Item position entries
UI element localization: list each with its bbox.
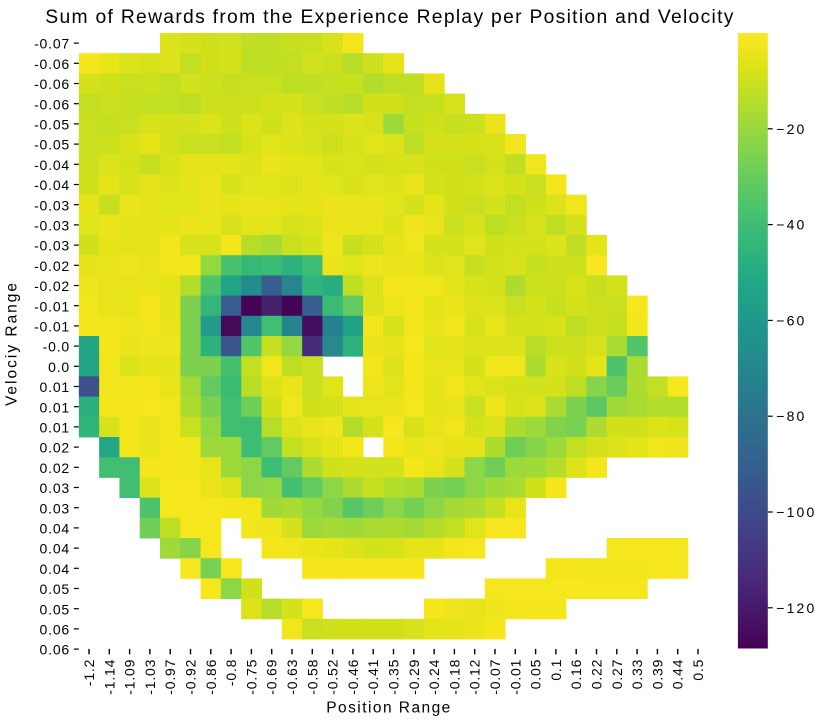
- svg-text:0.04: 0.04: [40, 541, 70, 557]
- svg-text:−40: −40: [776, 217, 806, 233]
- svg-text:-0.41: -0.41: [365, 659, 381, 695]
- svg-text:-0.06: -0.06: [34, 76, 70, 92]
- svg-text:0.27: 0.27: [609, 659, 625, 689]
- svg-text:Velociy Range: Velociy Range: [4, 281, 21, 406]
- svg-text:-0.06: -0.06: [34, 56, 70, 72]
- svg-text:−20: −20: [776, 121, 806, 137]
- svg-text:-0.01: -0.01: [34, 298, 70, 314]
- svg-text:0.04: 0.04: [40, 561, 70, 577]
- svg-text:−80: −80: [776, 408, 806, 424]
- svg-text:-0.8: -0.8: [223, 659, 239, 686]
- svg-text:0.1: 0.1: [548, 659, 564, 681]
- svg-text:-0.01: -0.01: [507, 659, 523, 695]
- svg-text:-0.02: -0.02: [34, 278, 70, 294]
- svg-text:0.44: 0.44: [670, 659, 686, 689]
- svg-text:0.02: 0.02: [40, 440, 70, 456]
- svg-text:0.05: 0.05: [40, 601, 70, 617]
- svg-text:0.16: 0.16: [568, 659, 584, 689]
- svg-text:-0.07: -0.07: [487, 659, 503, 695]
- svg-text:-0.29: -0.29: [406, 659, 422, 695]
- svg-text:-0.04: -0.04: [34, 157, 70, 173]
- svg-text:-0.07: -0.07: [34, 36, 70, 52]
- svg-text:0.05: 0.05: [528, 659, 544, 689]
- svg-text:−120: −120: [776, 600, 816, 616]
- svg-text:0.05: 0.05: [40, 581, 70, 597]
- svg-text:-0.12: -0.12: [467, 659, 483, 695]
- svg-text:0.0: 0.0: [48, 359, 70, 375]
- svg-text:-1.09: -1.09: [122, 659, 138, 695]
- svg-text:−60: −60: [776, 312, 806, 328]
- svg-text:Position Range: Position Range: [326, 699, 452, 716]
- svg-text:-0.05: -0.05: [34, 117, 70, 133]
- svg-text:0.01: 0.01: [40, 399, 70, 415]
- svg-text:0.06: 0.06: [40, 642, 70, 658]
- svg-text:0.04: 0.04: [40, 521, 70, 537]
- svg-text:0.01: 0.01: [40, 420, 70, 436]
- svg-text:-0.24: -0.24: [426, 659, 442, 695]
- svg-text:-1.2: -1.2: [81, 659, 97, 686]
- svg-text:-1.14: -1.14: [101, 659, 117, 695]
- svg-text:-0.58: -0.58: [304, 659, 320, 695]
- svg-text:0.33: 0.33: [629, 659, 645, 689]
- svg-text:-0.03: -0.03: [34, 238, 70, 254]
- svg-text:0.03: 0.03: [40, 480, 70, 496]
- svg-text:-0.92: -0.92: [183, 659, 199, 695]
- svg-text:-1.03: -1.03: [142, 659, 158, 695]
- svg-text:-0.52: -0.52: [325, 659, 341, 695]
- svg-text:-0.05: -0.05: [34, 137, 70, 153]
- svg-text:-0.0: -0.0: [43, 339, 70, 355]
- svg-text:-0.63: -0.63: [284, 659, 300, 695]
- svg-text:-0.75: -0.75: [243, 659, 259, 695]
- svg-text:0.03: 0.03: [40, 500, 70, 516]
- svg-text:-0.03: -0.03: [34, 197, 70, 213]
- svg-text:0.39: 0.39: [649, 659, 665, 689]
- svg-text:0.02: 0.02: [40, 460, 70, 476]
- svg-text:0.5: 0.5: [690, 659, 706, 681]
- svg-text:-0.86: -0.86: [203, 659, 219, 695]
- svg-text:0.01: 0.01: [40, 379, 70, 395]
- svg-text:-0.46: -0.46: [345, 659, 361, 695]
- svg-text:-0.01: -0.01: [34, 319, 70, 335]
- svg-text:0.22: 0.22: [589, 659, 605, 689]
- svg-text:-0.06: -0.06: [34, 96, 70, 112]
- svg-text:-0.02: -0.02: [34, 258, 70, 274]
- svg-text:0.06: 0.06: [40, 622, 70, 638]
- svg-text:-0.97: -0.97: [162, 659, 178, 695]
- svg-text:-0.03: -0.03: [34, 218, 70, 234]
- svg-text:-0.69: -0.69: [264, 659, 280, 695]
- svg-text:-0.04: -0.04: [34, 177, 70, 193]
- svg-text:-0.18: -0.18: [446, 659, 462, 695]
- svg-text:-0.35: -0.35: [386, 659, 402, 695]
- svg-text:Sum of Rewards from the Experi: Sum of Rewards from the Experience Repla…: [45, 7, 734, 28]
- svg-text:−100: −100: [776, 504, 816, 520]
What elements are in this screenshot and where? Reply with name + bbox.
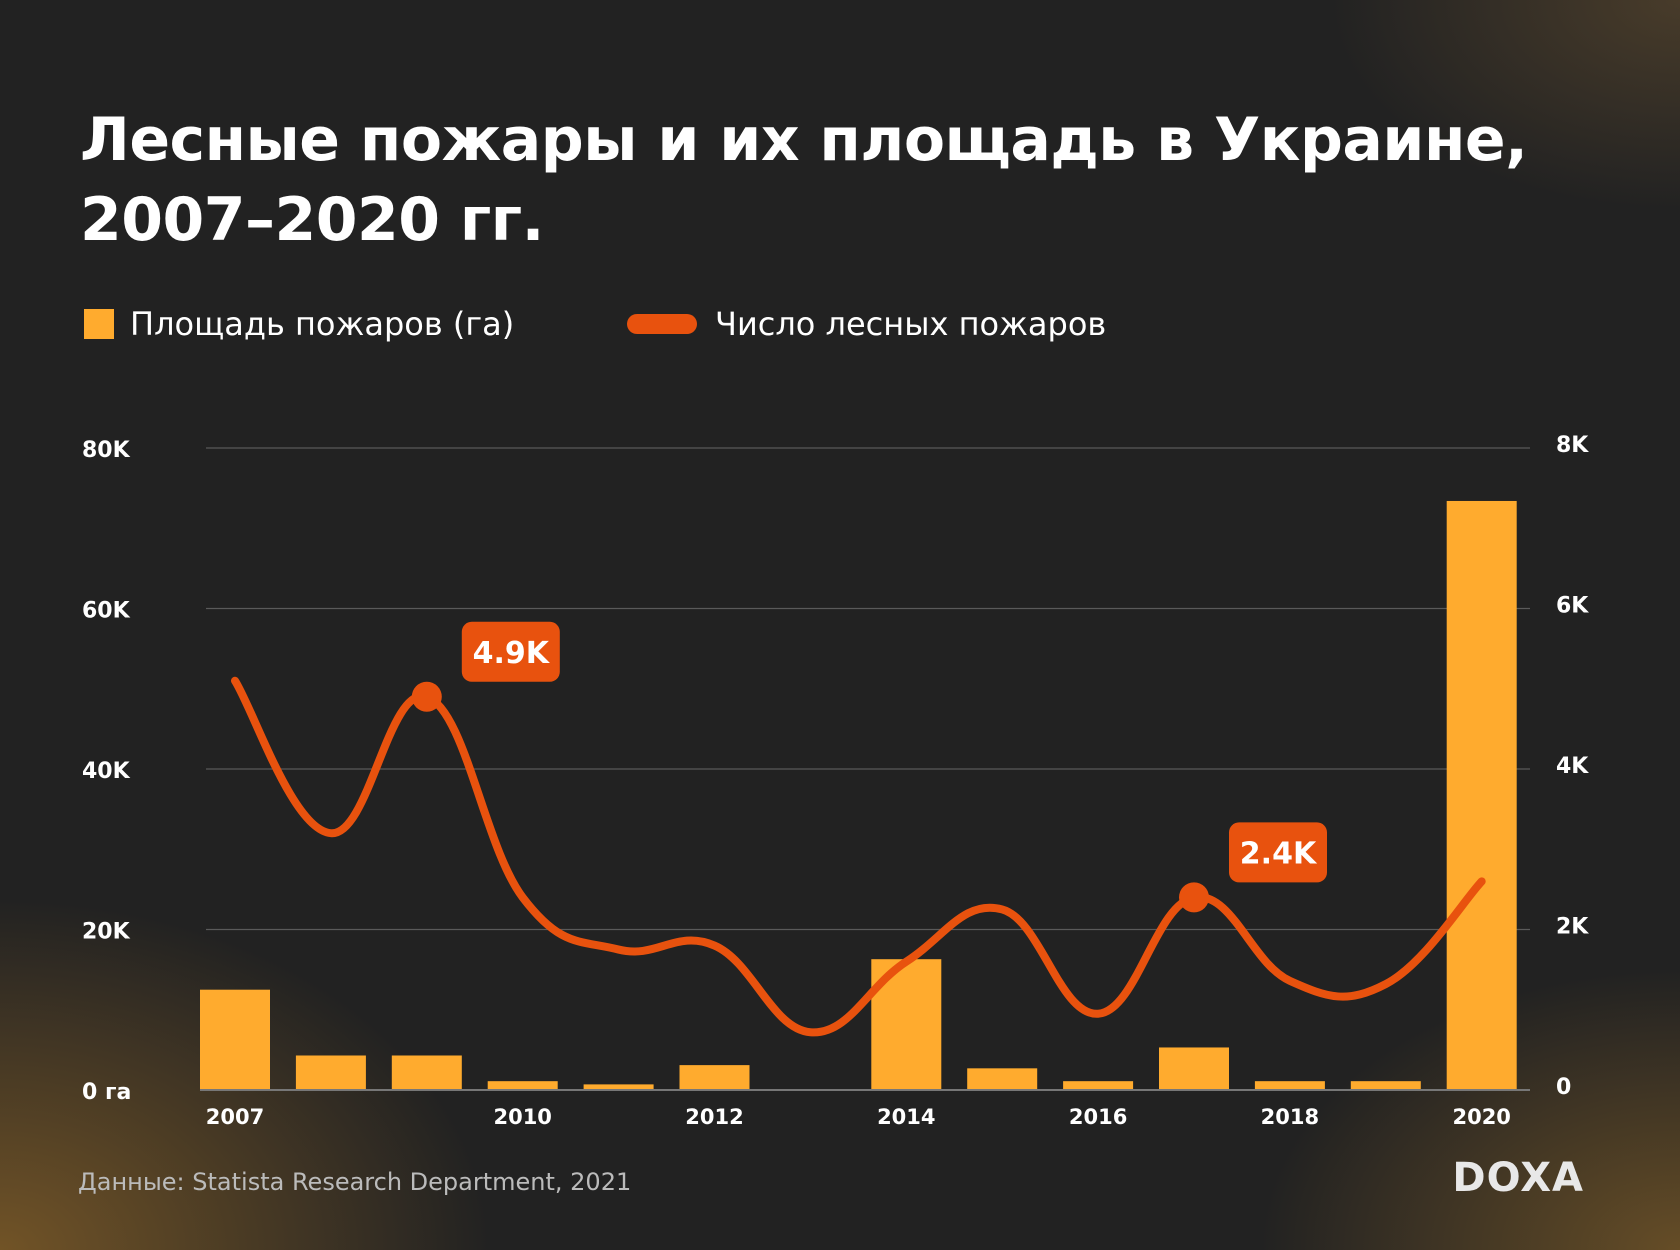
left-tick-label: 60K bbox=[82, 599, 131, 624]
bar-2018 bbox=[1254, 1081, 1325, 1090]
bar-2020 bbox=[1446, 500, 1517, 1091]
x-tick-label: 2014 bbox=[877, 1105, 935, 1129]
right-tick-label: 0 bbox=[1556, 1075, 1571, 1100]
left-tick-label: 40K bbox=[82, 759, 131, 784]
bar-2016 bbox=[1063, 1081, 1134, 1090]
bar-2012 bbox=[679, 1065, 750, 1090]
logo: DOXA bbox=[1452, 1155, 1584, 1201]
left-tick-label: 0 га bbox=[82, 1080, 131, 1105]
bar-2009 bbox=[391, 1055, 462, 1090]
x-tick-label: 2020 bbox=[1452, 1105, 1510, 1129]
left-tick-label: 20K bbox=[82, 920, 131, 945]
annotation-label-2009: 4.9K bbox=[473, 636, 551, 671]
annotation-dot-2009 bbox=[411, 681, 442, 712]
right-tick-label: 2K bbox=[1556, 915, 1589, 940]
bar-2019 bbox=[1350, 1081, 1421, 1090]
legend-item-count: Число лесных пожаров bbox=[627, 305, 1106, 343]
bar-2011 bbox=[583, 1084, 654, 1090]
bar-2015 bbox=[967, 1068, 1038, 1090]
annotation-dot-2017 bbox=[1179, 882, 1209, 913]
bar-2007 bbox=[200, 989, 270, 1090]
right-tick-label: 4K bbox=[1556, 754, 1589, 779]
legend-swatch-bar bbox=[84, 309, 114, 339]
annotation-box-2009 bbox=[461, 621, 560, 682]
bar-2017 bbox=[1159, 1047, 1229, 1090]
annotation-box-2017 bbox=[1229, 822, 1327, 883]
right-tick-label: 6K bbox=[1556, 594, 1589, 619]
bar-2010 bbox=[487, 1081, 558, 1090]
legend-swatch-line bbox=[627, 314, 697, 334]
x-tick-label: 2007 bbox=[206, 1105, 264, 1129]
right-tick-label: 8K bbox=[1556, 433, 1589, 458]
annotation-label-2017: 2.4K bbox=[1240, 836, 1318, 871]
left-tick-label: 80K bbox=[82, 438, 131, 463]
legend-item-area: Площадь пожаров (га) bbox=[84, 305, 514, 343]
bar-2008 bbox=[295, 1055, 366, 1090]
x-tick-label: 2016 bbox=[1069, 1105, 1127, 1129]
chart-title: Лесные пожары и их площадь в Украине, 20… bbox=[80, 105, 1528, 255]
source-note: Данные: Statista Research Department, 20… bbox=[78, 1168, 632, 1196]
x-tick-label: 2018 bbox=[1261, 1105, 1319, 1129]
x-tick-label: 2010 bbox=[493, 1105, 551, 1129]
x-tick-label: 2012 bbox=[685, 1105, 743, 1129]
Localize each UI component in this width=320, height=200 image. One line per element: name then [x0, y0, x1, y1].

• **TASK GOAL**
Rewrite all the rows above with "text-label" in place of every "svg-text" and nothing else changed. Leave the pictures out.

• **CORRECT RESPONSE**
UI element localization: list each with its bbox.
- text-label:0.04: 0.04: [40, 541, 70, 557]
- text-label:−40: −40: [776, 217, 806, 233]
- text-label:-0.41: -0.41: [365, 659, 381, 695]
- text-label:-0.06: -0.06: [34, 76, 70, 92]
- text-label:0.27: 0.27: [609, 659, 625, 689]
- text-label:Velociy Range: Velociy Range: [4, 281, 21, 406]
- text-label:-0.06: -0.06: [34, 56, 70, 72]
- text-label:−20: −20: [776, 121, 806, 137]
- text-label:-0.01: -0.01: [34, 298, 70, 314]
- text-label:0.04: 0.04: [40, 561, 70, 577]
- text-label:−80: −80: [776, 408, 806, 424]
- text-label:-0.8: -0.8: [223, 659, 239, 686]
- text-label:0.1: 0.1: [548, 659, 564, 681]
- text-label:-0.01: -0.01: [507, 659, 523, 695]
- text-label:-0.02: -0.02: [34, 278, 70, 294]
- text-label:0.44: 0.44: [670, 659, 686, 689]
- text-label:0.02: 0.02: [40, 440, 70, 456]
- text-label:0.05: 0.05: [40, 601, 70, 617]
- text-label:0.16: 0.16: [568, 659, 584, 689]
- text-label:-0.07: -0.07: [487, 659, 503, 695]
- text-label:-0.29: -0.29: [406, 659, 422, 695]
- text-label:-0.04: -0.04: [34, 157, 70, 173]
- text-label:-0.07: -0.07: [34, 36, 70, 52]
- text-label:0.05: 0.05: [528, 659, 544, 689]
- text-label:−120: −120: [776, 600, 816, 616]
- text-label:0.05: 0.05: [40, 581, 70, 597]
- text-label:-0.12: -0.12: [467, 659, 483, 695]
- text-label:0.0: 0.0: [48, 359, 70, 375]
- text-label:-1.09: -1.09: [122, 659, 138, 695]
- text-label:−60: −60: [776, 312, 806, 328]
- text-label:Position Range: Position Range: [326, 699, 452, 716]
- text-label:-0.05: -0.05: [34, 117, 70, 133]
- text-label:0.01: 0.01: [40, 399, 70, 415]
- text-label:0.06: 0.06: [40, 642, 70, 658]
- text-label:0.04: 0.04: [40, 521, 70, 537]
- text-label:0.01: 0.01: [40, 420, 70, 436]
- text-label:-0.24: -0.24: [426, 659, 442, 695]
- text-label:-1.2: -1.2: [81, 659, 97, 686]
- text-label:-1.14: -1.14: [101, 659, 117, 695]
- text-label:-0.58: -0.58: [304, 659, 320, 695]
- text-label:0.33: 0.33: [629, 659, 645, 689]
- text-label:-0.03: -0.03: [34, 238, 70, 254]
- text-label:0.03: 0.03: [40, 480, 70, 496]
- text-label:-0.92: -0.92: [183, 659, 199, 695]
- text-label:-1.03: -1.03: [142, 659, 158, 695]
- text-label:-0.52: -0.52: [325, 659, 341, 695]
- text-label:-0.05: -0.05: [34, 137, 70, 153]
- text-label:-0.0: -0.0: [43, 339, 70, 355]
- text-label:-0.63: -0.63: [284, 659, 300, 695]
- text-label:-0.75: -0.75: [243, 659, 259, 695]
- text-label:0.03: 0.03: [40, 500, 70, 516]
- text-label:-0.03: -0.03: [34, 197, 70, 213]
- text-label:0.39: 0.39: [649, 659, 665, 689]
- text-label:0.02: 0.02: [40, 460, 70, 476]
- text-label:0.5: 0.5: [690, 659, 706, 681]
- text-label:-0.86: -0.86: [203, 659, 219, 695]
- text-label:0.01: 0.01: [40, 379, 70, 395]
- text-label:-0.46: -0.46: [345, 659, 361, 695]
- text-label:-0.01: -0.01: [34, 319, 70, 335]
- text-label:0.22: 0.22: [589, 659, 605, 689]
- text-label:-0.06: -0.06: [34, 96, 70, 112]
- text-label:-0.02: -0.02: [34, 258, 70, 274]
- text-label:0.06: 0.06: [40, 622, 70, 638]
- text-label:-0.97: -0.97: [162, 659, 178, 695]
- text-label:-0.03: -0.03: [34, 218, 70, 234]
- text-label:-0.69: -0.69: [264, 659, 280, 695]
- text-label:-0.04: -0.04: [34, 177, 70, 193]
- text-label:-0.18: -0.18: [446, 659, 462, 695]
- text-label:-0.35: -0.35: [386, 659, 402, 695]
- text-label:Sum of Rewards from the Experi: Sum of Rewards from the Experience Repla…: [45, 7, 734, 28]
- text-label:−100: −100: [776, 504, 816, 520]
What elements are in this screenshot and where? Reply with name + bbox.
left-tick-label: 60K bbox=[82, 599, 131, 624]
bar-2018 bbox=[1254, 1081, 1325, 1090]
bar-2020 bbox=[1446, 500, 1517, 1091]
x-tick-label: 2014 bbox=[877, 1105, 935, 1129]
right-tick-label: 0 bbox=[1556, 1075, 1571, 1100]
left-tick-label: 40K bbox=[82, 759, 131, 784]
bar-2016 bbox=[1063, 1081, 1134, 1090]
bar-2012 bbox=[679, 1065, 750, 1090]
logo: DOXA bbox=[1452, 1155, 1584, 1201]
left-tick-label: 0 га bbox=[82, 1080, 131, 1105]
bar-2009 bbox=[391, 1055, 462, 1090]
x-tick-label: 2020 bbox=[1452, 1105, 1510, 1129]
left-tick-label: 20K bbox=[82, 920, 131, 945]
annotation-label-2009: 4.9K bbox=[473, 636, 551, 671]
annotation-dot-2009 bbox=[411, 681, 442, 712]
right-tick-label: 2K bbox=[1556, 915, 1589, 940]
bar-2019 bbox=[1350, 1081, 1421, 1090]
legend-item-count: Число лесных пожаров bbox=[627, 305, 1106, 343]
bar-2011 bbox=[583, 1084, 654, 1090]
bar-2015 bbox=[967, 1068, 1038, 1090]
annotation-dot-2017 bbox=[1179, 882, 1209, 913]
bar-2007 bbox=[200, 989, 270, 1090]
right-tick-label: 4K bbox=[1556, 754, 1589, 779]
legend-swatch-bar bbox=[84, 309, 114, 339]
annotation-box-2009 bbox=[461, 621, 560, 682]
bar-2017 bbox=[1159, 1047, 1229, 1090]
annotation-box-2017 bbox=[1229, 822, 1327, 883]
right-tick-label: 6K bbox=[1556, 594, 1589, 619]
bar-2010 bbox=[487, 1081, 558, 1090]
legend-swatch-line bbox=[627, 314, 697, 334]
x-tick-label: 2007 bbox=[206, 1105, 264, 1129]
right-tick-label: 8K bbox=[1556, 433, 1589, 458]
annotation-label-2017: 2.4K bbox=[1240, 836, 1318, 871]
left-tick-label: 80K bbox=[82, 438, 131, 463]
legend-item-area: Площадь пожаров (га) bbox=[84, 305, 514, 343]
bar-2008 bbox=[295, 1055, 366, 1090]
x-tick-label: 2016 bbox=[1069, 1105, 1127, 1129]
chart-title: Лесные пожары и их площадь в Украине, 20… bbox=[80, 105, 1528, 255]
source-note: Данные: Statista Research Department, 20… bbox=[78, 1168, 632, 1196]
x-tick-label: 2018 bbox=[1261, 1105, 1319, 1129]
x-tick-label: 2010 bbox=[493, 1105, 551, 1129]
x-tick-label: 2012 bbox=[685, 1105, 743, 1129]
Localize each UI component in this width=320, height=200 image. One line per element: name then [x0, y0, x1, y1].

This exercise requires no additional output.